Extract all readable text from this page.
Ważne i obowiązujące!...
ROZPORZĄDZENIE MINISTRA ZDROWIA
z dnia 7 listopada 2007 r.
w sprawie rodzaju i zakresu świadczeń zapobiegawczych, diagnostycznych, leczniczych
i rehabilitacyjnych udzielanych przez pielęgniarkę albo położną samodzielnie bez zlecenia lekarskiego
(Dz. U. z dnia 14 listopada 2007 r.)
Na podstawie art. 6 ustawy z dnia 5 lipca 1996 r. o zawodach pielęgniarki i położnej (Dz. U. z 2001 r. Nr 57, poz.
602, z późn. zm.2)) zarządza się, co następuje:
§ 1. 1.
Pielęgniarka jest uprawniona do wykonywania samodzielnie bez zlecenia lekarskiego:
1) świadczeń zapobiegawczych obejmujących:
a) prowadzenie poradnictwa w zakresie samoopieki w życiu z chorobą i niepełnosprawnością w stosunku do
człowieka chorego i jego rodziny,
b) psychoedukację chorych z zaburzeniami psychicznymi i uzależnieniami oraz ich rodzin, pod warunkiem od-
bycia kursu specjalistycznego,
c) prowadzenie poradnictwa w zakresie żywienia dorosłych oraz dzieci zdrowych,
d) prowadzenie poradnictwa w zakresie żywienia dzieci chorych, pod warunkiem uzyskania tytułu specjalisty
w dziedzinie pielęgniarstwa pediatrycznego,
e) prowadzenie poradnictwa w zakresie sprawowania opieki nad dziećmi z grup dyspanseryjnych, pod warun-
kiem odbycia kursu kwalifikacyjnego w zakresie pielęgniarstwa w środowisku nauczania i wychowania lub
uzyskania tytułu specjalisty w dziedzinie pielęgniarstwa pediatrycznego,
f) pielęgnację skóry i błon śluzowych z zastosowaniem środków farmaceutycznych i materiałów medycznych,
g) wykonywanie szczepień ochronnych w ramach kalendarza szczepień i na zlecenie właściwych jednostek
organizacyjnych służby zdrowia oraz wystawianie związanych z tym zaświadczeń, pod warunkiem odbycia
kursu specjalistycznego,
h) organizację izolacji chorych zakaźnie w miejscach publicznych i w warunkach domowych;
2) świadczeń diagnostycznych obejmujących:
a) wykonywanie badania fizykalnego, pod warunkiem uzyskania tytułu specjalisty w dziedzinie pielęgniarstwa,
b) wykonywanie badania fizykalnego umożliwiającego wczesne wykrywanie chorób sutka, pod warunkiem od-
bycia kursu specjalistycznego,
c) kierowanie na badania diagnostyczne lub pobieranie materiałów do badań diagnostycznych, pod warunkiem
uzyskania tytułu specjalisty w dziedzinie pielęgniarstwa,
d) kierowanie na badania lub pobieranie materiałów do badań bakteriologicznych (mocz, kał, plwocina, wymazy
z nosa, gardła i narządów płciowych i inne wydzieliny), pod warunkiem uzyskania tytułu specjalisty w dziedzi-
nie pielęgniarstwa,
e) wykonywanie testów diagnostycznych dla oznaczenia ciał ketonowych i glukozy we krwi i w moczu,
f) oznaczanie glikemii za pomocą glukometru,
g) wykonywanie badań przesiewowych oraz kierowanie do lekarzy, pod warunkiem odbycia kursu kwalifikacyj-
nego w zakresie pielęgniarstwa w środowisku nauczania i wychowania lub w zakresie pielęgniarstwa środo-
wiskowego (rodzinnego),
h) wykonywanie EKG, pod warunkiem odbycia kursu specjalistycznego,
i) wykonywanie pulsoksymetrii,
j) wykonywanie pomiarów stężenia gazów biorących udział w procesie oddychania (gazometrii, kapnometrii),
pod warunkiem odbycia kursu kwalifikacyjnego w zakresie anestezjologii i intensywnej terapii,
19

**WHAT NEEDS TO BE DONE**
Give the entries again in full, exactly as they are written.

**WRITTEN REPLY**
Extract all readable text from this page.
Ważne i obowiązujące!...
ROZPORZĄDZENIE MINISTRA ZDROWIA
z dnia 7 listopada 2007 r.
w sprawie rodzaju i zakresu świadczeń zapobiegawczych, diagnostycznych, leczniczych
i rehabilitacyjnych udzielanych przez pielęgniarkę albo położną samodzielnie bez zlecenia lekarskiego
(Dz. U. z dnia 14 listopada 2007 r.)
Na podstawie art. 6 ustawy z dnia 5 lipca 1996 r. o zawodach pielęgniarki i położnej (Dz. U. z 2001 r. Nr 57, poz.
602, z późn. zm.2)) zarządza się, co następuje:
§ 1. 1.
Pielęgniarka jest uprawniona do wykonywania samodzielnie bez zlecenia lekarskiego:
1) świadczeń zapobiegawczych obejmujących:
a) prowadzenie poradnictwa w zakresie samoopieki w życiu z chorobą i niepełnosprawnością w stosunku do
człowieka chorego i jego rodziny,
b) psychoedukację chorych z zaburzeniami psychicznymi i uzależnieniami oraz ich rodzin, pod warunkiem od-
bycia kursu specjalistycznego,
c) prowadzenie poradnictwa w zakresie żywienia dorosłych oraz dzieci zdrowych,
d) prowadzenie poradnictwa w zakresie żywienia dzieci chorych, pod warunkiem uzyskania tytułu specjalisty
w dziedzinie pielęgniarstwa pediatrycznego,
e) prowadzenie poradnictwa w zakresie sprawowania opieki nad dziećmi z grup dyspanseryjnych, pod warun-
kiem odbycia kursu kwalifikacyjnego w zakresie pielęgniarstwa w środowisku nauczania i wychowania lub
uzyskania tytułu specjalisty w dziedzinie pielęgniarstwa pediatrycznego,
f) pielęgnację skóry i błon śluzowych z zastosowaniem środków farmaceutycznych i materiałów medycznych,
g) wykonywanie szczepień ochronnych w ramach kalendarza szczepień i na zlecenie właściwych jednostek
organizacyjnych służby zdrowia oraz wystawianie związanych z tym zaświadczeń, pod warunkiem odbycia
kursu specjalistycznego,
h) organizację izolacji chorych zakaźnie w miejscach publicznych i w warunkach domowych;
2) świadczeń diagnostycznych obejmujących:
a) wykonywanie badania fizykalnego, pod warunkiem uzyskania tytułu specjalisty w dziedzinie pielęgniarstwa,
b) wykonywanie badania fizykalnego umożliwiającego wczesne wykrywanie chorób sutka, pod warunkiem od-
bycia kursu specjalistycznego,
c) kierowanie na badania diagnostyczne lub pobieranie materiałów do badań diagnostycznych, pod warunkiem
uzyskania tytułu specjalisty w dziedzinie pielęgniarstwa,
d) kierowanie na badania lub pobieranie materiałów do badań bakteriologicznych (mocz, kał, plwocina, wymazy
z nosa, gardła i narządów płciowych i inne wydzieliny), pod warunkiem uzyskania tytułu specjalisty w dziedzi-
nie pielęgniarstwa,
e) wykonywanie testów diagnostycznych dla oznaczenia ciał ketonowych i glukozy we krwi i w moczu,
f) oznaczanie glikemii za pomocą glukometru,
g) wykonywanie badań przesiewowych oraz kierowanie do lekarzy, pod warunkiem odbycia kursu kwalifikacyj-
nego w zakresie pielęgniarstwa w środowisku nauczania i wychowania lub w zakresie pielęgniarstwa środo-
wiskowego (rodzinnego),
h) wykonywanie EKG, pod warunkiem odbycia kursu specjalistycznego,
i) wykonywanie pulsoksymetrii,
j) wykonywanie pomiarów stężenia gazów biorących udział w procesie oddychania (gazometrii, kapnometrii),
pod warunkiem odbycia kursu kwalifikacyjnego w zakresie anestezjologii i intensywnej terapii,
19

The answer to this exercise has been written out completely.